Gather all lines with "Identitat" from the records.

> [Provided data]:
* * * *

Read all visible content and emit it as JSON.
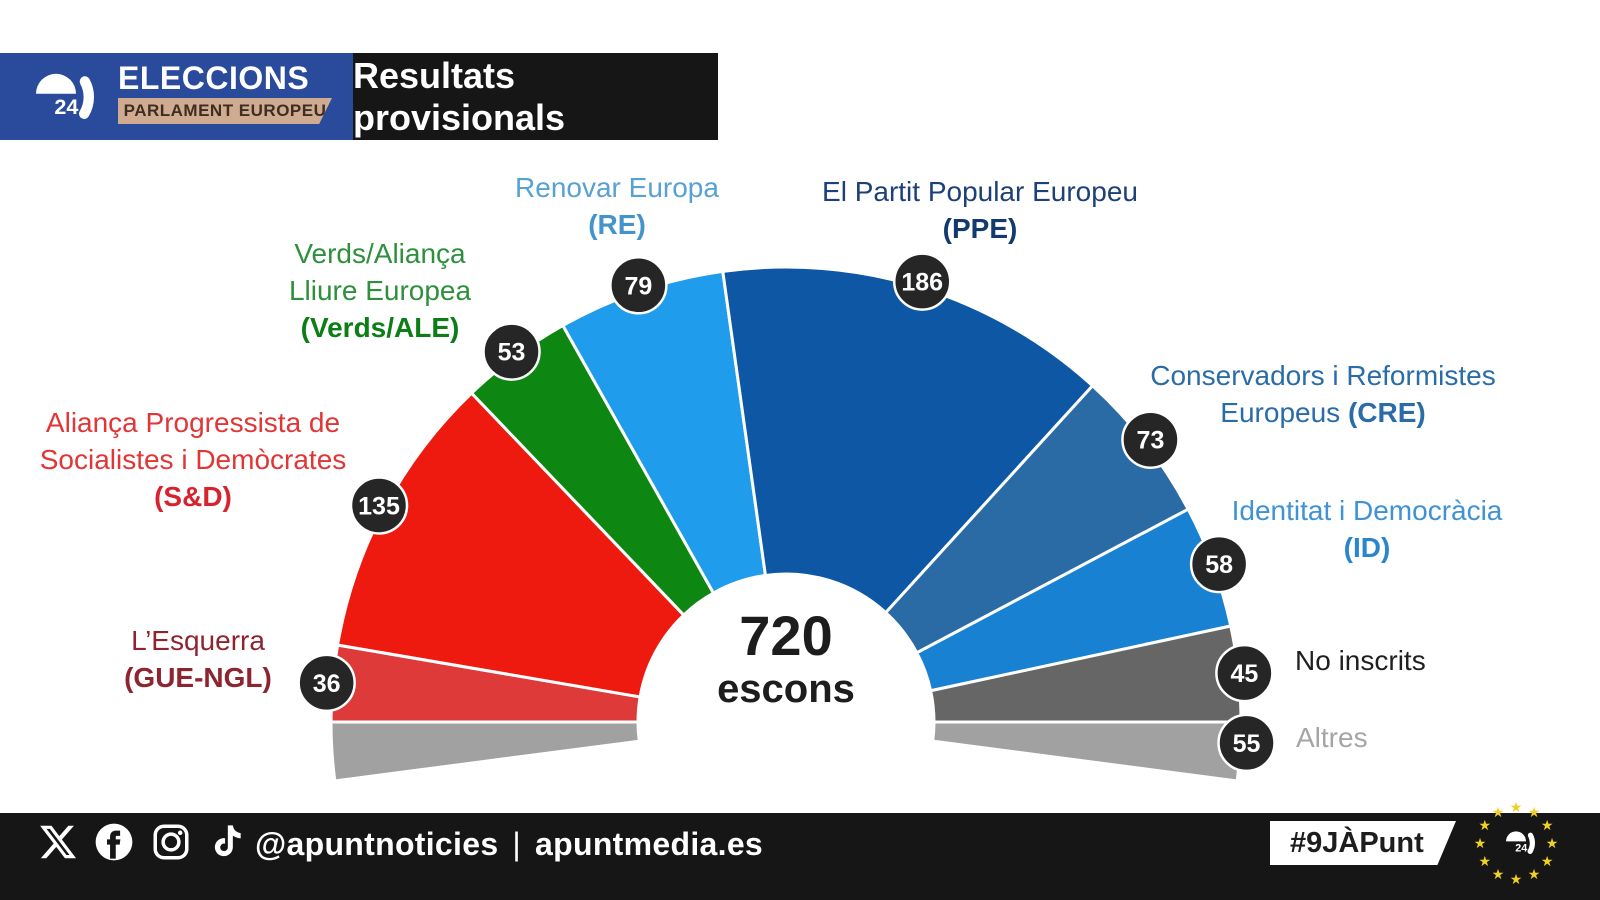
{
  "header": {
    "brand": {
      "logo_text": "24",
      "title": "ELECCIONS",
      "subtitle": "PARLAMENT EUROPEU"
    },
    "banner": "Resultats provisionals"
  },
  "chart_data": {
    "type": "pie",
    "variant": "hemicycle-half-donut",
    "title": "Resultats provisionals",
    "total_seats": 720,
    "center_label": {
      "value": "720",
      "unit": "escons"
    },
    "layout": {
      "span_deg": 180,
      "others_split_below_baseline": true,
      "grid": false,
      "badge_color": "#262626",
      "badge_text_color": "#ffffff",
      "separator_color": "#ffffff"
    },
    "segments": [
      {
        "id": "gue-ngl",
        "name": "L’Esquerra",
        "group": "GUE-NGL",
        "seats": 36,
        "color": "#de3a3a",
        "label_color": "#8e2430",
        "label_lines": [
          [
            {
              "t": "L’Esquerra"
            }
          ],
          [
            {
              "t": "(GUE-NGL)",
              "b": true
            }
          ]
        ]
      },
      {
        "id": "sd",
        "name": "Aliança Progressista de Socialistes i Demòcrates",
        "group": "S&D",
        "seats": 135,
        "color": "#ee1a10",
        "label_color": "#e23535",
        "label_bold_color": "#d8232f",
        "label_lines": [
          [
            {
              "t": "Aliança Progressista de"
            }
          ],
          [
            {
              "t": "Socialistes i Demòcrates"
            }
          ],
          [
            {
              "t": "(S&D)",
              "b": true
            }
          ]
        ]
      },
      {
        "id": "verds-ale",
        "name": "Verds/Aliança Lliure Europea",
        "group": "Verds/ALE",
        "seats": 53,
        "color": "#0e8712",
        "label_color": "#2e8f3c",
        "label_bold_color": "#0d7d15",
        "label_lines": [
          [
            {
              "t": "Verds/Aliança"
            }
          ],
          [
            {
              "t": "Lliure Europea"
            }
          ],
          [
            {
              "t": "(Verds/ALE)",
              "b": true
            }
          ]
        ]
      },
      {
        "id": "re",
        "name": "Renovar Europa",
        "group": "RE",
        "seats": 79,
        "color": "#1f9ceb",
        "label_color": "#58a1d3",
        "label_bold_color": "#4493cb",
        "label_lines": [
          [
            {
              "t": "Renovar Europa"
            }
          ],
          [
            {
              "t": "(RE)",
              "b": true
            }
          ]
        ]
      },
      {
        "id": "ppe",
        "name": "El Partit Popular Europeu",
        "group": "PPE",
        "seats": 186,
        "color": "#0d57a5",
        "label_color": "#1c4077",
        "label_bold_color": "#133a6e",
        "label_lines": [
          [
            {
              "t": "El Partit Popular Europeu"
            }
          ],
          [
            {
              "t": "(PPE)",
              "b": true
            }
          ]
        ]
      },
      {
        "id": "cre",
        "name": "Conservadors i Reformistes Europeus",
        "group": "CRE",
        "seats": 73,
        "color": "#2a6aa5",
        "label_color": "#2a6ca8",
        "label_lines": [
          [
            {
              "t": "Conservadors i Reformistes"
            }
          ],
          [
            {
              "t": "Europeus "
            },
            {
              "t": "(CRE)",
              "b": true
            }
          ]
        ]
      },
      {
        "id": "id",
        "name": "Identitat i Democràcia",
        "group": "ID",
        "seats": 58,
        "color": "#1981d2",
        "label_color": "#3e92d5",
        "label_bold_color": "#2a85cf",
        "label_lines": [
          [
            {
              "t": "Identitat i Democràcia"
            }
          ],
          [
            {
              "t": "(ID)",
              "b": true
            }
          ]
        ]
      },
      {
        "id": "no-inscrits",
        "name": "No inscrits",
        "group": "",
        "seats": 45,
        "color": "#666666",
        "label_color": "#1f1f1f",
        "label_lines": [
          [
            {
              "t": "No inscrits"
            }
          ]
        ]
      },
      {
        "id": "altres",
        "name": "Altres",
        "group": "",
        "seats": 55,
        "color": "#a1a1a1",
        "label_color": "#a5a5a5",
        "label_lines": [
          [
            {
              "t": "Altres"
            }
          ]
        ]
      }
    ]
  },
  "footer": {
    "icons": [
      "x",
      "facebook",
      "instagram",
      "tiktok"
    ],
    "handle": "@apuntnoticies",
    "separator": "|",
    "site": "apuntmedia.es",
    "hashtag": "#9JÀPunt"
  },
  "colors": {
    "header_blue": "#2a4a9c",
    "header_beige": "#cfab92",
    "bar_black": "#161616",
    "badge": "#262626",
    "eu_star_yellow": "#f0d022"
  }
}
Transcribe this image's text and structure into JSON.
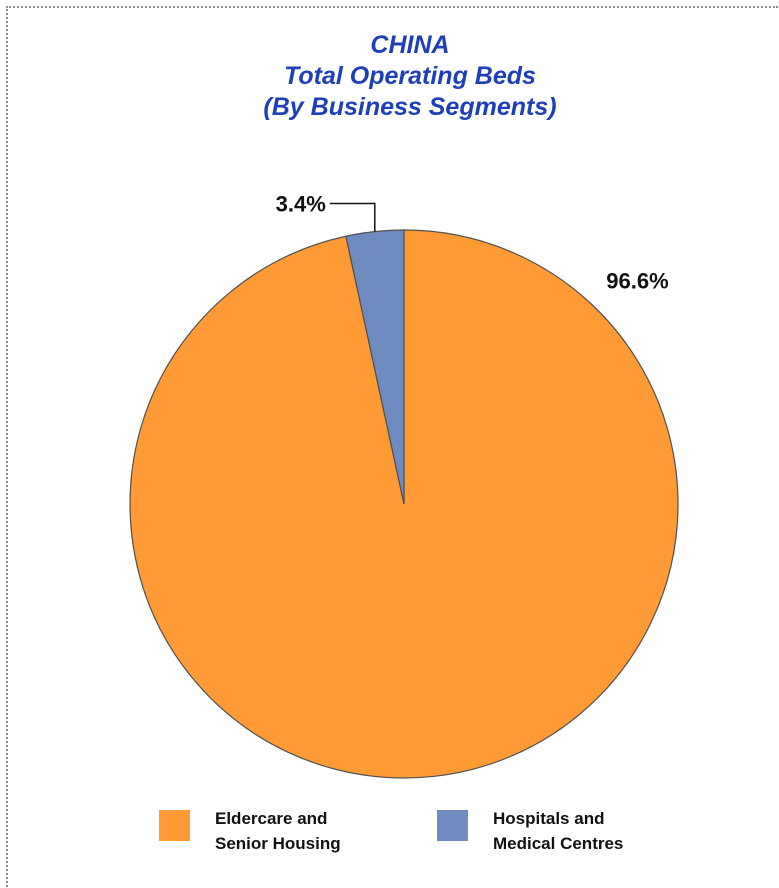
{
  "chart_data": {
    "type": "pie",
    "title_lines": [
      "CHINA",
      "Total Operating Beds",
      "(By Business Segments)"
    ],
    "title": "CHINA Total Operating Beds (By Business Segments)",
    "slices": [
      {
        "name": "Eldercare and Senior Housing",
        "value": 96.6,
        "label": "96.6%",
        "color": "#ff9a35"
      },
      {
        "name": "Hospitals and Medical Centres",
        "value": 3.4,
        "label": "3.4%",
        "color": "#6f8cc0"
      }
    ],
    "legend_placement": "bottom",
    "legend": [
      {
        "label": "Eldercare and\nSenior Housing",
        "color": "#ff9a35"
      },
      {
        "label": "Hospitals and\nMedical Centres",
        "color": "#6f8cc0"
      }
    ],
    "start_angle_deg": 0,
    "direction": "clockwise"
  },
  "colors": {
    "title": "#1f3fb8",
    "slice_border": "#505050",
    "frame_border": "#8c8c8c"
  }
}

* * * *

> [Response to the task]:
        "name": "Identitat i Democràcia",
              "t": "Identitat i Democràcia"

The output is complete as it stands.